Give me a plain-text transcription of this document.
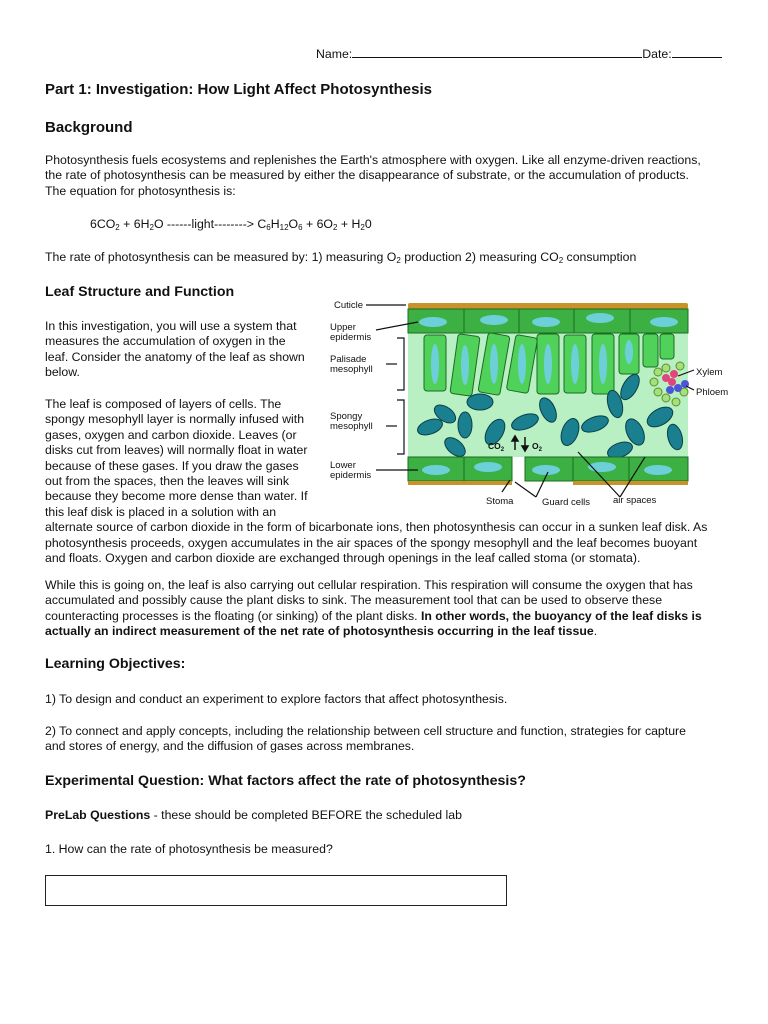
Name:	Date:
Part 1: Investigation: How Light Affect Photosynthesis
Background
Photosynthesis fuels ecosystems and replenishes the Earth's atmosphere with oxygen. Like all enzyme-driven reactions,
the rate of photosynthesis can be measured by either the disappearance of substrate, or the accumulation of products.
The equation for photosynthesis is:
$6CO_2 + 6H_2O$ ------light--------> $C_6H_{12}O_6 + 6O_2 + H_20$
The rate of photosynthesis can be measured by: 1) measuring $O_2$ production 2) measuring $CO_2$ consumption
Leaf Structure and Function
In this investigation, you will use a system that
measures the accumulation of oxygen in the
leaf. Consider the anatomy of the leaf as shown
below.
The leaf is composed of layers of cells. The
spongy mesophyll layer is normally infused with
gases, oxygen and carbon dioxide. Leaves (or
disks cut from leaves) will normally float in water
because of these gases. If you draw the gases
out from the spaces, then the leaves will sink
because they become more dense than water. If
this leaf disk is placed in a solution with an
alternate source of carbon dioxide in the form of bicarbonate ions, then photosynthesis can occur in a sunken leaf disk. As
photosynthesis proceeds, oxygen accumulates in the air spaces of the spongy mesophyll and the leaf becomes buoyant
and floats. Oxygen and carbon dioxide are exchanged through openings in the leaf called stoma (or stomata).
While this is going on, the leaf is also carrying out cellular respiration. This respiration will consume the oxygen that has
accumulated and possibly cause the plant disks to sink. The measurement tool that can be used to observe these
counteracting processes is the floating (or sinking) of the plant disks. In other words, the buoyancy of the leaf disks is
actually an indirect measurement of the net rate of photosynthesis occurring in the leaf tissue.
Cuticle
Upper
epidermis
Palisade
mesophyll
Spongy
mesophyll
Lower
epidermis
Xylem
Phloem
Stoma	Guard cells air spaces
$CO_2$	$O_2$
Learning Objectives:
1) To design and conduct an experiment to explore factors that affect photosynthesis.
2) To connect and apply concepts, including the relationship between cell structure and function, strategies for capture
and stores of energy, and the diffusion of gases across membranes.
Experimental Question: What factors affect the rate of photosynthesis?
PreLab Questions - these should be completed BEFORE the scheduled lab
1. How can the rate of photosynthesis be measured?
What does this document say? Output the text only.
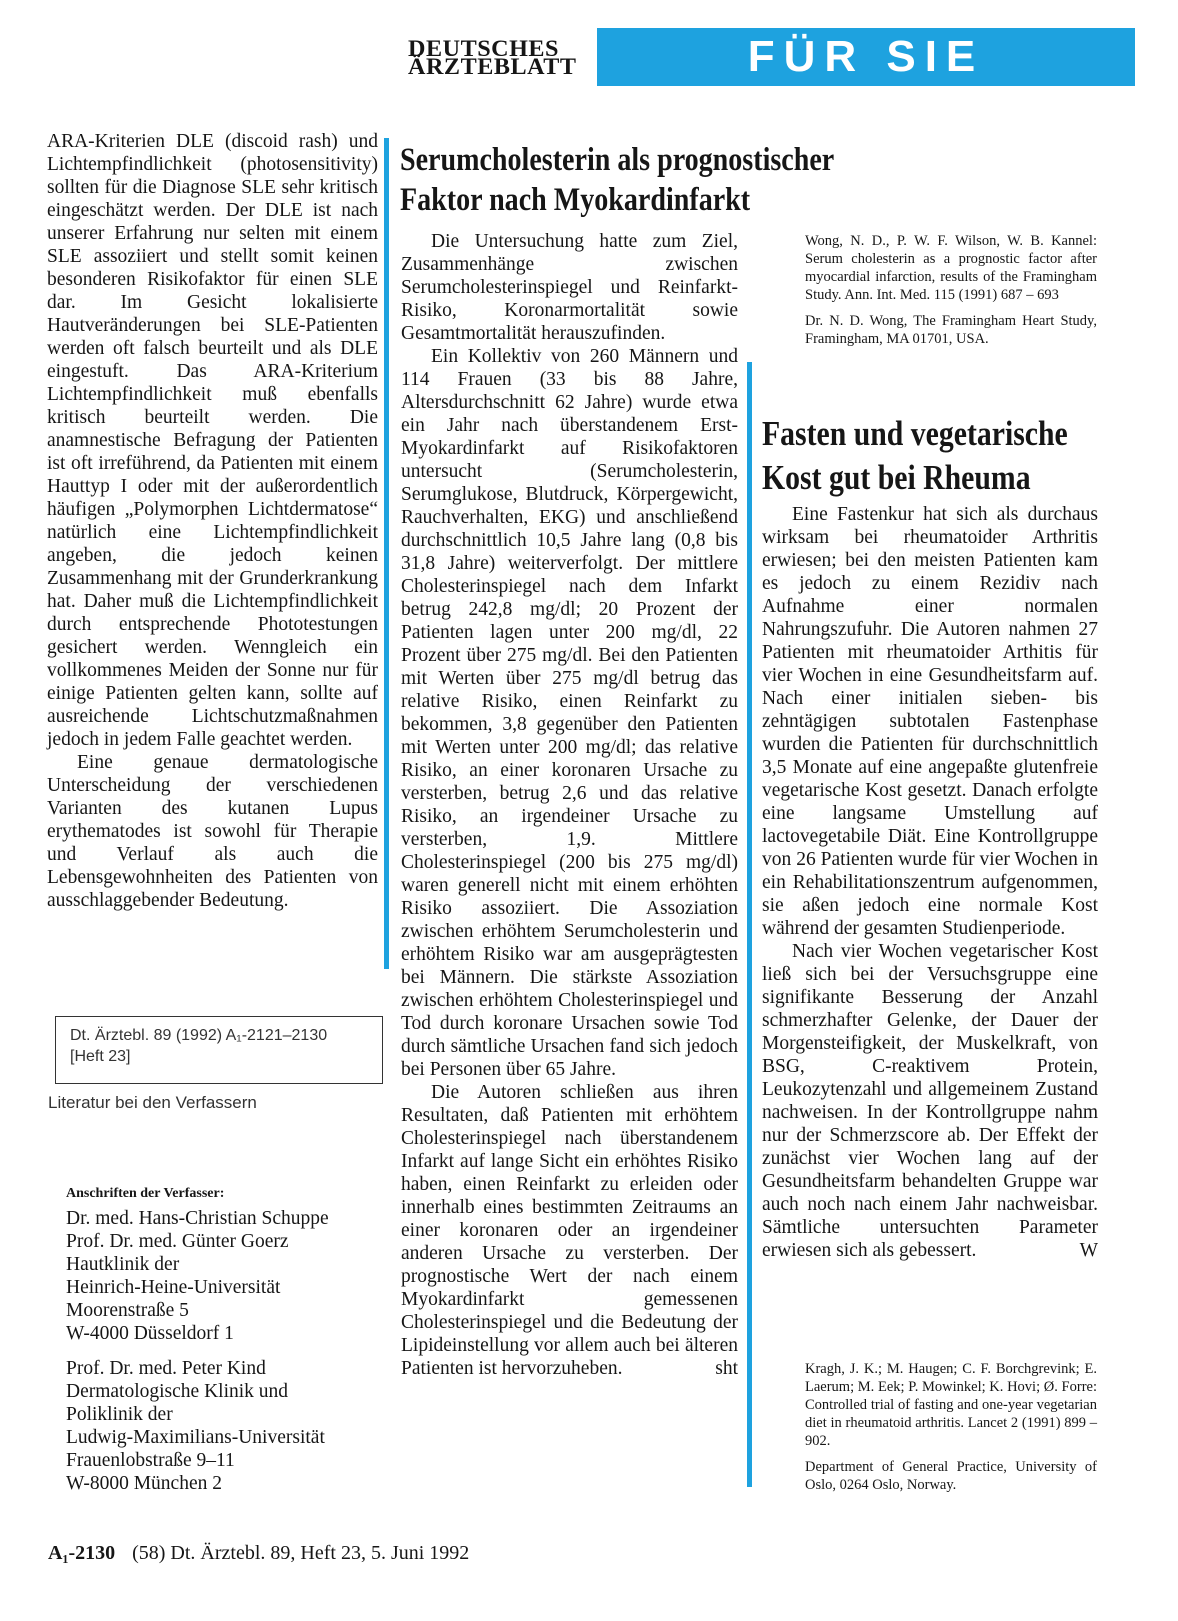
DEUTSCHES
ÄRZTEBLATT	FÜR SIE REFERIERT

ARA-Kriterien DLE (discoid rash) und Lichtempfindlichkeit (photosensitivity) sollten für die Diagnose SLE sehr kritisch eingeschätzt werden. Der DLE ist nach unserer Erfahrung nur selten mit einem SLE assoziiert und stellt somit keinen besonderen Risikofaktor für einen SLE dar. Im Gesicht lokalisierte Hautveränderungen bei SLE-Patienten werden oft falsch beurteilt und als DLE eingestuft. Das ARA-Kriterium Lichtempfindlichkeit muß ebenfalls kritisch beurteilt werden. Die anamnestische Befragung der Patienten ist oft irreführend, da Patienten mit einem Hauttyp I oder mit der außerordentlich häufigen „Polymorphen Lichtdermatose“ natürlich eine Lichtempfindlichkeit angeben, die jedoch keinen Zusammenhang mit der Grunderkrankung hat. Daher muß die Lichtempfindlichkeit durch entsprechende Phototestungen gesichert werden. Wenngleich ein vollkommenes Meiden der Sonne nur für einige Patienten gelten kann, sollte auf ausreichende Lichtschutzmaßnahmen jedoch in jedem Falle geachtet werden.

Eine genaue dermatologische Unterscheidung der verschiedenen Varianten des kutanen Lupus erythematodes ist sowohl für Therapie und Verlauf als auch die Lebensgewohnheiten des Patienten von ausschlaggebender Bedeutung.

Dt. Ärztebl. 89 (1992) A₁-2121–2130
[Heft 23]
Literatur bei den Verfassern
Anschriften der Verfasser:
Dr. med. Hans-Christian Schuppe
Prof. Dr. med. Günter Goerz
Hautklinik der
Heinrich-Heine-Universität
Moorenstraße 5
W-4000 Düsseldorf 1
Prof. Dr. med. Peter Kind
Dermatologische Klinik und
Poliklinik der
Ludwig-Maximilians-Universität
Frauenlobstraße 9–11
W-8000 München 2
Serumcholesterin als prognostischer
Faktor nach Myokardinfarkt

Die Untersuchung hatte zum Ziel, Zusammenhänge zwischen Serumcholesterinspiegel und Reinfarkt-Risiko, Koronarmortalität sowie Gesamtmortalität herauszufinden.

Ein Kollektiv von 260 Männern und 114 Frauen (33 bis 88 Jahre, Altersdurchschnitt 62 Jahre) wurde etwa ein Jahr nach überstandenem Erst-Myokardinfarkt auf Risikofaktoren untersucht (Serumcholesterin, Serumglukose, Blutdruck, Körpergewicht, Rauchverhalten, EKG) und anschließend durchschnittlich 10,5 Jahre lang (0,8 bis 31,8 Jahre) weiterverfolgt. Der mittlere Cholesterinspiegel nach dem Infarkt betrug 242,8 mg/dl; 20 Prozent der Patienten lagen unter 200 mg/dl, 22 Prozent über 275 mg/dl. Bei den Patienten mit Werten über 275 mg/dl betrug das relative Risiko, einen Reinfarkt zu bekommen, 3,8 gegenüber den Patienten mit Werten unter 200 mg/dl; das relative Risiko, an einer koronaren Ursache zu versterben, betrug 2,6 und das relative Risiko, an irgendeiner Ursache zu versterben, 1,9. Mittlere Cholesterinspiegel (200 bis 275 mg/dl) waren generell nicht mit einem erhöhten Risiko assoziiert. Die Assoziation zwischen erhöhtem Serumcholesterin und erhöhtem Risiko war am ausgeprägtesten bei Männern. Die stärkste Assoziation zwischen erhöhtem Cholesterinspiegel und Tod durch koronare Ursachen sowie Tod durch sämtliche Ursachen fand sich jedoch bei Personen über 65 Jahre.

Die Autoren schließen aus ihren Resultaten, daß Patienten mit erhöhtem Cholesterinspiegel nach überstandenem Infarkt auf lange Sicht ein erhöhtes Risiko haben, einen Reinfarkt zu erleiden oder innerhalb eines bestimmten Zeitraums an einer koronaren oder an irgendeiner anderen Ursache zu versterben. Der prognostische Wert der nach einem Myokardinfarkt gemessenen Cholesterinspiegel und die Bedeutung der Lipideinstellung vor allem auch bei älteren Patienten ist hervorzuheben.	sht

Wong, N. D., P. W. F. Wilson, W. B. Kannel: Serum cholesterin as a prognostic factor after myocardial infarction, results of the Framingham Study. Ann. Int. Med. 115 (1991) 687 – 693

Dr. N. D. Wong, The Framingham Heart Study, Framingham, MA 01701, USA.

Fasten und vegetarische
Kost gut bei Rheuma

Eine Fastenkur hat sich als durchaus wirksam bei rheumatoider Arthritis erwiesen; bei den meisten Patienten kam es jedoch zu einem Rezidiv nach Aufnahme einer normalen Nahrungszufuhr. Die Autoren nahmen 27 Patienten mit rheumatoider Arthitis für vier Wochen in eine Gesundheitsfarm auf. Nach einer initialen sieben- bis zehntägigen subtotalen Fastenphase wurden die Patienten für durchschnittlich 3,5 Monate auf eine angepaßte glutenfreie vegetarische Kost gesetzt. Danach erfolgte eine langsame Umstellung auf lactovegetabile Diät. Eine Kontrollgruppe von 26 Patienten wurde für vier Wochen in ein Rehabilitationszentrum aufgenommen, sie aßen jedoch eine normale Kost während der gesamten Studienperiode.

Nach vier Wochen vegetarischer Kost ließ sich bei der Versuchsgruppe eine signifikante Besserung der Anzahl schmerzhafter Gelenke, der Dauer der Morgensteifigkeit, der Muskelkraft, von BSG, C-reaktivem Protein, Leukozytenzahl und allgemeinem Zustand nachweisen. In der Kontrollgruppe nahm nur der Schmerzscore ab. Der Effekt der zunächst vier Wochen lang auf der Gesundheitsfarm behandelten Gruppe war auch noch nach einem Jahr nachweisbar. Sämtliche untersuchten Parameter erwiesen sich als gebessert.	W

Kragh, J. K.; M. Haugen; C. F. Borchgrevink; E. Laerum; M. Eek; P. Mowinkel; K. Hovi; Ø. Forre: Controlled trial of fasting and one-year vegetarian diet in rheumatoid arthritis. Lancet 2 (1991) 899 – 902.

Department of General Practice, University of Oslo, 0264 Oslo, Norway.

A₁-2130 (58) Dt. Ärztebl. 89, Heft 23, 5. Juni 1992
=-=-=
## Your assignment
Lines holding the string "What" must be copied out of the entries above.

## Task result
Experimental Question: What factors affect the rate of photosynthesis?
What does this document say? Output the text only.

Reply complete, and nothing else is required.